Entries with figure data
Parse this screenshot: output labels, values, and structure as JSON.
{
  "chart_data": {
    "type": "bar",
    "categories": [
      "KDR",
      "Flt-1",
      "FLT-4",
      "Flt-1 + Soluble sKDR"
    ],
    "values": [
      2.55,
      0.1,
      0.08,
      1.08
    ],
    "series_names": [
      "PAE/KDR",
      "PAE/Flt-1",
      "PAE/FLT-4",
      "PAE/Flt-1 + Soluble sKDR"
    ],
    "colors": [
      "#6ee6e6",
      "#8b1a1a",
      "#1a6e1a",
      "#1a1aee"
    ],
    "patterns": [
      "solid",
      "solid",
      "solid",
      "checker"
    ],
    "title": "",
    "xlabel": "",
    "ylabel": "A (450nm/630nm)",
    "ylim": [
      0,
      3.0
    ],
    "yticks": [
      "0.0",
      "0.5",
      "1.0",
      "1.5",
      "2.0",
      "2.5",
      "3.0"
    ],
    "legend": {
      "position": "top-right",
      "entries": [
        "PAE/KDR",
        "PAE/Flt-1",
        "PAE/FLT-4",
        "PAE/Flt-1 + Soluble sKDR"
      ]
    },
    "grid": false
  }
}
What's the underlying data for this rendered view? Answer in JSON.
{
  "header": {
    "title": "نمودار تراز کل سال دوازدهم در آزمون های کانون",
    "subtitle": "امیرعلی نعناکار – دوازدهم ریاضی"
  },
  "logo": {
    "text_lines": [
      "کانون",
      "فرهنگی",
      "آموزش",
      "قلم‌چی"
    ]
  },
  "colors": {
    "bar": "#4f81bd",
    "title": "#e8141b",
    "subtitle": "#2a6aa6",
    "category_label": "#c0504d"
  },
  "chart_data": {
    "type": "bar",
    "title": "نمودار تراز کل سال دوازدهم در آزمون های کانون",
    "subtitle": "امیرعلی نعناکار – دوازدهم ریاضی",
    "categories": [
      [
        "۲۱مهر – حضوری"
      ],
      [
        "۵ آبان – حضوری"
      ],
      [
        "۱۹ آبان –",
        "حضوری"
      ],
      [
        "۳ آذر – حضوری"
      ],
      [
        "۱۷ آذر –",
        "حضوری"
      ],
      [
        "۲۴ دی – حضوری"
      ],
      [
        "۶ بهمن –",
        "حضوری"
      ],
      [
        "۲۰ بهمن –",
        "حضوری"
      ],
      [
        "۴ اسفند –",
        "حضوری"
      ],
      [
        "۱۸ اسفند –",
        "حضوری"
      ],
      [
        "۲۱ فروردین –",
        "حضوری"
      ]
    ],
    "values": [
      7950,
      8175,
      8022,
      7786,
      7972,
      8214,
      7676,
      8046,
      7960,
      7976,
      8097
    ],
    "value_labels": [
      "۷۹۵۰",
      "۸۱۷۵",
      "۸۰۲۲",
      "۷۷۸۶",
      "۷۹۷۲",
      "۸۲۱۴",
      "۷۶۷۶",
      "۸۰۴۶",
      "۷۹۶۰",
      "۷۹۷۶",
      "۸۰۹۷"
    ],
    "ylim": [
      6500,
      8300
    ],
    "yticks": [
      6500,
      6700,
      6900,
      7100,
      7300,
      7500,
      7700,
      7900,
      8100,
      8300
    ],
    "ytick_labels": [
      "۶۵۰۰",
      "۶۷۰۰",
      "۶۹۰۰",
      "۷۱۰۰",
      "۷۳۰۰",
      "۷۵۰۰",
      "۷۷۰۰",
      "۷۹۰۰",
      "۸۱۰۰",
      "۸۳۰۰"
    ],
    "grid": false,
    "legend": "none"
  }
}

[REQUIRED WORK] Take each line containing the string "this" and copy it out.

[CORRECT OUTPUT]
Parse this screenshot: output labels, values, and structure as JSON.
What's the underlying data for this rendered view? Answer in JSON.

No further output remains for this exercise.